■ Exercise: From the records, pick out and copy each line containing "delle".

(Extracted data entries)
++++++++++++++++++++

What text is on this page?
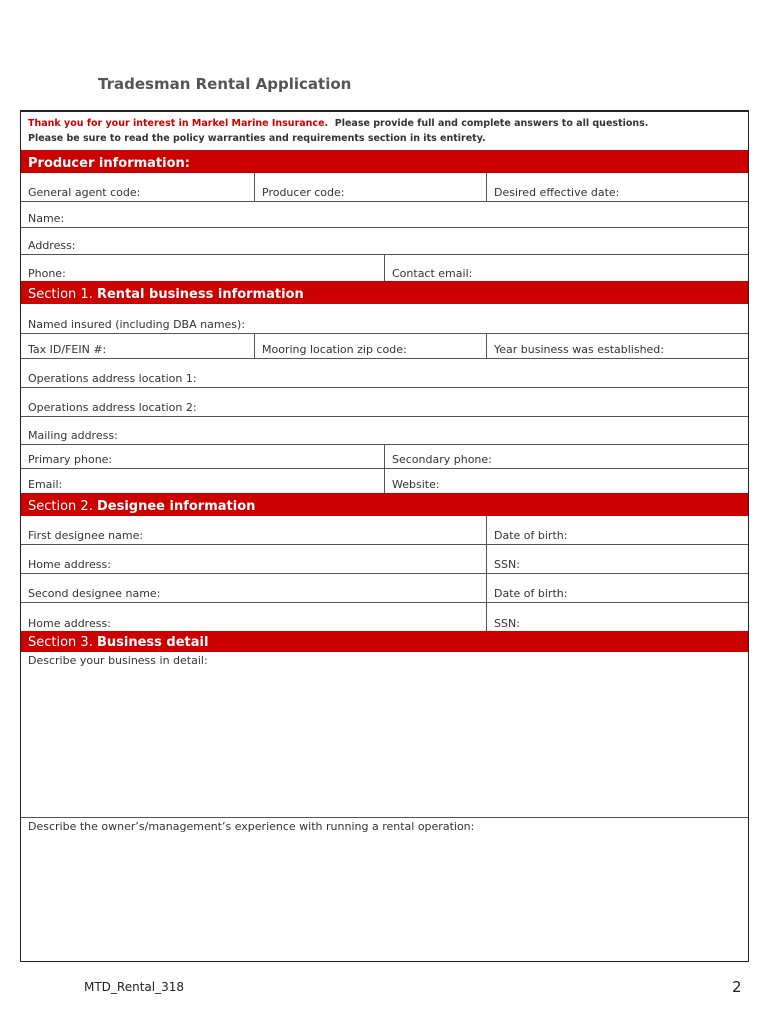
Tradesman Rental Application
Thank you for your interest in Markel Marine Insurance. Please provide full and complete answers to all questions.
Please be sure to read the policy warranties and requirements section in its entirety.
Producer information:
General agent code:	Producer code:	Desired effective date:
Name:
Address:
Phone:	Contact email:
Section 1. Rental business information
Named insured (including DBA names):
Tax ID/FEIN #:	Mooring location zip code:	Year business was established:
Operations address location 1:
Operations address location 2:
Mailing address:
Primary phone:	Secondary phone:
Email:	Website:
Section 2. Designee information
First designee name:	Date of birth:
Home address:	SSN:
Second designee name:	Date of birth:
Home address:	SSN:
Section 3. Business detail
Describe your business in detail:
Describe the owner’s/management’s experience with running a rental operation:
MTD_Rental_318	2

++++++++++++++++++++

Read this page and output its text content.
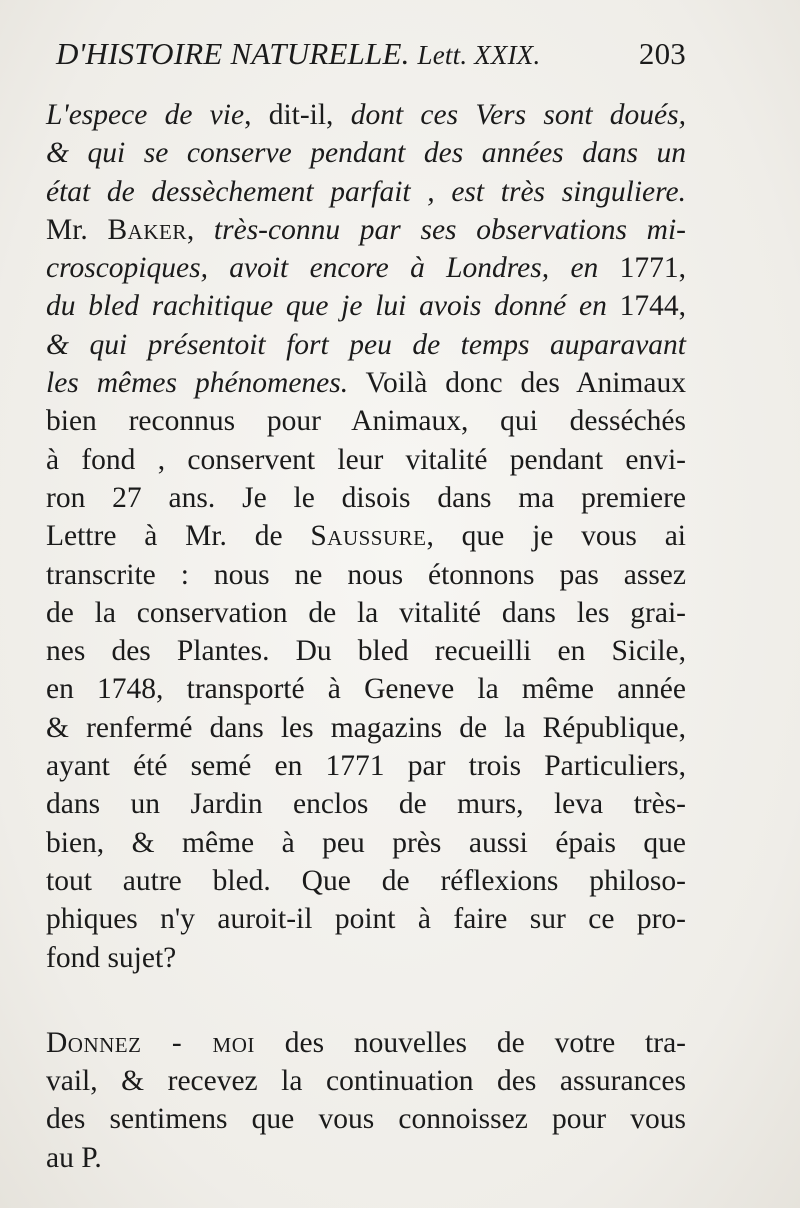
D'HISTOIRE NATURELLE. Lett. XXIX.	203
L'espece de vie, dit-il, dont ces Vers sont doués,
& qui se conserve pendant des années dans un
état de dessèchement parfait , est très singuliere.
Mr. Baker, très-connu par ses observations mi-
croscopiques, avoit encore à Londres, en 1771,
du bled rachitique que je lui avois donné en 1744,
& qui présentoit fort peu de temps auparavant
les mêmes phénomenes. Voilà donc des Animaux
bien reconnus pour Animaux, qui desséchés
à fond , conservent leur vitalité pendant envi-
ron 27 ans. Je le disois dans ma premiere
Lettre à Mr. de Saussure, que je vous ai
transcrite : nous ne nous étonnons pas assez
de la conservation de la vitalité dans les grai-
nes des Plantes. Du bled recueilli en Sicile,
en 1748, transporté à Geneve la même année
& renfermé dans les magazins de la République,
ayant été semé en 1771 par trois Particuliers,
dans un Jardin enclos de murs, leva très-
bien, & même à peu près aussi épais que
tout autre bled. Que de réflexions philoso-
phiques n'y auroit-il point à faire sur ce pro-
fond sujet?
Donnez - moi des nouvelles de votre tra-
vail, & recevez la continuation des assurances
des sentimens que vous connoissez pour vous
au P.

++++++++++++++++++++

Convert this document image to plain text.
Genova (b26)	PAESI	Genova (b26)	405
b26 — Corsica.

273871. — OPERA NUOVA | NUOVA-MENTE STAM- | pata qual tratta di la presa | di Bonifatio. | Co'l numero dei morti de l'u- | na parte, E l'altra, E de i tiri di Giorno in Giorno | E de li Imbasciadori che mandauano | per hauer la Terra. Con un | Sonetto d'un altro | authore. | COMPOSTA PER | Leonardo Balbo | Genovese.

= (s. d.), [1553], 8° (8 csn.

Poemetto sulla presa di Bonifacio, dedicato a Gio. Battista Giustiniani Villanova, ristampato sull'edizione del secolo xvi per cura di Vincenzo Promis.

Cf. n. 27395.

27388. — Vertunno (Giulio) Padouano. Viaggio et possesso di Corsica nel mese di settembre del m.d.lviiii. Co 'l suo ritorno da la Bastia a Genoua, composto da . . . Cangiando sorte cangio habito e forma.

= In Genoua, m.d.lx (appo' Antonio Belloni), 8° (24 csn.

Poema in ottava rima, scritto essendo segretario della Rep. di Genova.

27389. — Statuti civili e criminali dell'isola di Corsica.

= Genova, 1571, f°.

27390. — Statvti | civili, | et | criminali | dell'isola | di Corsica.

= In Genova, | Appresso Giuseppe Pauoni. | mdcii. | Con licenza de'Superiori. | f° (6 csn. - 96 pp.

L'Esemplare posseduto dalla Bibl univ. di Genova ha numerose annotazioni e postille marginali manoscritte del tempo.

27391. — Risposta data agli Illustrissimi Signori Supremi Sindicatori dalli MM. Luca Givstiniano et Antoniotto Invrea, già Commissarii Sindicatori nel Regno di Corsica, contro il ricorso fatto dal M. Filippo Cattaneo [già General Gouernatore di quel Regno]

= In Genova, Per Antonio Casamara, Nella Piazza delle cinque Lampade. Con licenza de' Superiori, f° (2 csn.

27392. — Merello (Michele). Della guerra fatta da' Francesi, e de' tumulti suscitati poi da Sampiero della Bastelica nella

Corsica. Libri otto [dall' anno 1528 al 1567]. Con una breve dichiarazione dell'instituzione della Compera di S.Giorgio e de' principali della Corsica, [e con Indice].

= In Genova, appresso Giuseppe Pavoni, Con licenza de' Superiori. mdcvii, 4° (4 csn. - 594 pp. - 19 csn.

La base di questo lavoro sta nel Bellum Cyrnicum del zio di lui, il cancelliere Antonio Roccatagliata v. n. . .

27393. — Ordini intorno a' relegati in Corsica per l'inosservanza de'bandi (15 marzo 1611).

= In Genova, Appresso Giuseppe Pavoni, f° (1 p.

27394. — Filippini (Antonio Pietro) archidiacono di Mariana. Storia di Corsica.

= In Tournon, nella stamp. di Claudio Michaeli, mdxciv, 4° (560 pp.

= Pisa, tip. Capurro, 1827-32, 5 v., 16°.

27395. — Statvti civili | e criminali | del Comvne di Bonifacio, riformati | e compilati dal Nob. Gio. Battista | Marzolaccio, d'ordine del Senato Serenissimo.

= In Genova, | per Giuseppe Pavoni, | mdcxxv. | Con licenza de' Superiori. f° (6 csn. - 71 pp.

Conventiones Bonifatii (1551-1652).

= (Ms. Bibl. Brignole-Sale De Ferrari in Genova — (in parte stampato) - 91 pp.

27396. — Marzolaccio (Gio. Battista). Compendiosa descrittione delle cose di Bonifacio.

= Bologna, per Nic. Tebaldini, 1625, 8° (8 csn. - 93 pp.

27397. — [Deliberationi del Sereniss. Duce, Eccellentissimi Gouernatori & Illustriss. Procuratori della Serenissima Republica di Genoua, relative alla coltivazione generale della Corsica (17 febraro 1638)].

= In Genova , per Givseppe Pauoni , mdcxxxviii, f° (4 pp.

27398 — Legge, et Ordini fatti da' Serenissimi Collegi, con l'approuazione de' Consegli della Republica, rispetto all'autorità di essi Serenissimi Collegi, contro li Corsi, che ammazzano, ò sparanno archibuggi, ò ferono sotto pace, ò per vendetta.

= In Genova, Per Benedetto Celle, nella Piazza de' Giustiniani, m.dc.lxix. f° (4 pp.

++++++++++++++++++++

■ Solved exercise:
= In Genova, Per Antonio Casamara, Nella Piazza delle cinque Lampade. Con licenza de' Superiori, f° (2 csn.
27396. — Marzolaccio (Gio. Battista). Compendiosa descrittione delle cose di Bonifacio.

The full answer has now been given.